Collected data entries
======

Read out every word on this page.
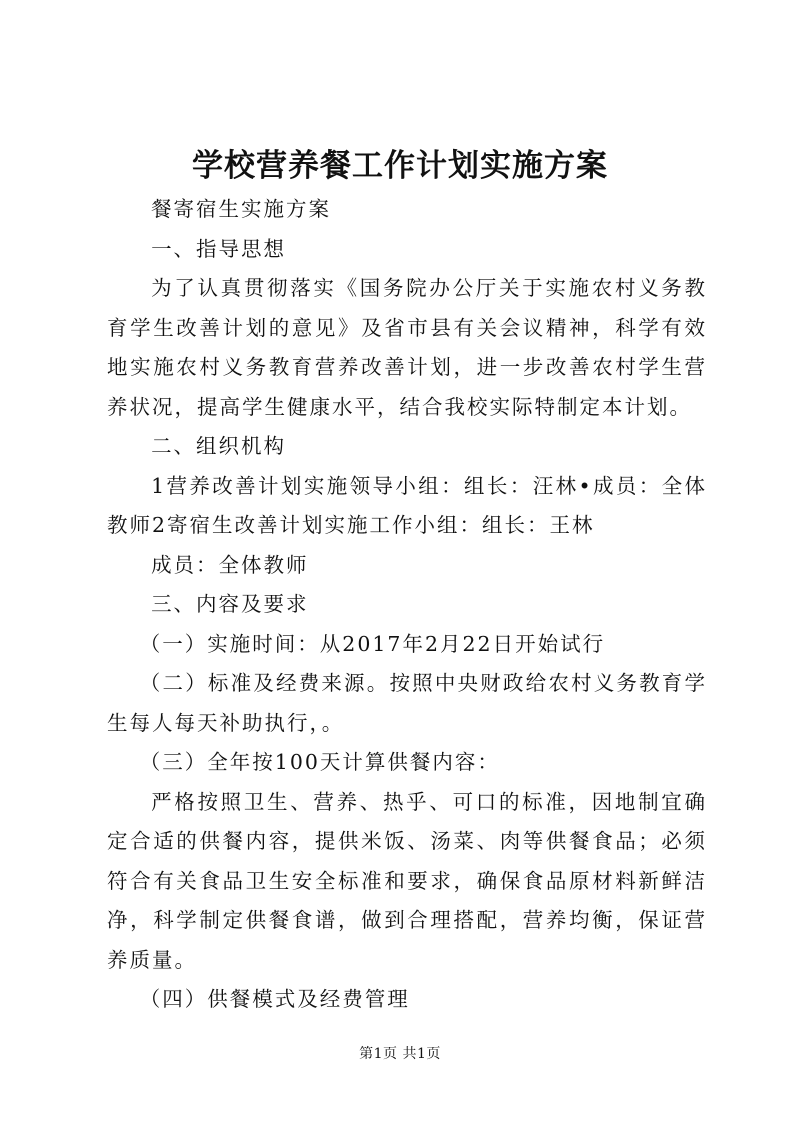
学校营养餐工作计划实施方案

餐寄宿生实施方案

一、指导思想

为了认真贯彻落实《国务院办公厅关于实施农村义务教育学生改善计划的意见》及省市县有关会议精神，科学有效地实施农村义务教育营养改善计划，进一步改善农村学生营养状况，提高学生健康水平，结合我校实际特制定本计划。

二、组织机构

1营养改善计划实施领导小组：组长：汪林•成员：全体教师2寄宿生改善计划实施工作小组：组长：王林

成员：全体教师

三、内容及要求

（一）实施时间：从2017年2月22日开始试行

（二）标准及经费来源。按照中央财政给农村义务教育学生每人每天补助执行，。

（三）全年按100天计算供餐内容：

严格按照卫生、营养、热乎、可口的标准，因地制宜确定合适的供餐内容，提供米饭、汤菜、肉等供餐食品；必须符合有关食品卫生安全标准和要求，确保食品原材料新鲜洁净，科学制定供餐食谱，做到合理搭配，营养均衡，保证营养质量。

（四）供餐模式及经费管理

第1页 共1页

======

Do not copy the pictures, but repeat every line exactly.

• _Completed exercise_
Read out every word on this page.
学校营养餐工作计划实施方案

餐寄宿生实施方案

一、指导思想

为了认真贯彻落实《国务院办公厅关于实施农村义务教育学生改善计划的意见》及省市县有关会议精神，科学有效地实施农村义务教育营养改善计划，进一步改善农村学生营养状况，提高学生健康水平，结合我校实际特制定本计划。

二、组织机构

1营养改善计划实施领导小组：组长：汪林•成员：全体教师2寄宿生改善计划实施工作小组：组长：王林

成员：全体教师

三、内容及要求

（一）实施时间：从2017年2月22日开始试行

（二）标准及经费来源。按照中央财政给农村义务教育学生每人每天补助执行，。

（三）全年按100天计算供餐内容：

严格按照卫生、营养、热乎、可口的标准，因地制宜确定合适的供餐内容，提供米饭、汤菜、肉等供餐食品；必须符合有关食品卫生安全标准和要求，确保食品原材料新鲜洁净，科学制定供餐食谱，做到合理搭配，营养均衡，保证营养质量。

（四）供餐模式及经费管理

第1页 共1页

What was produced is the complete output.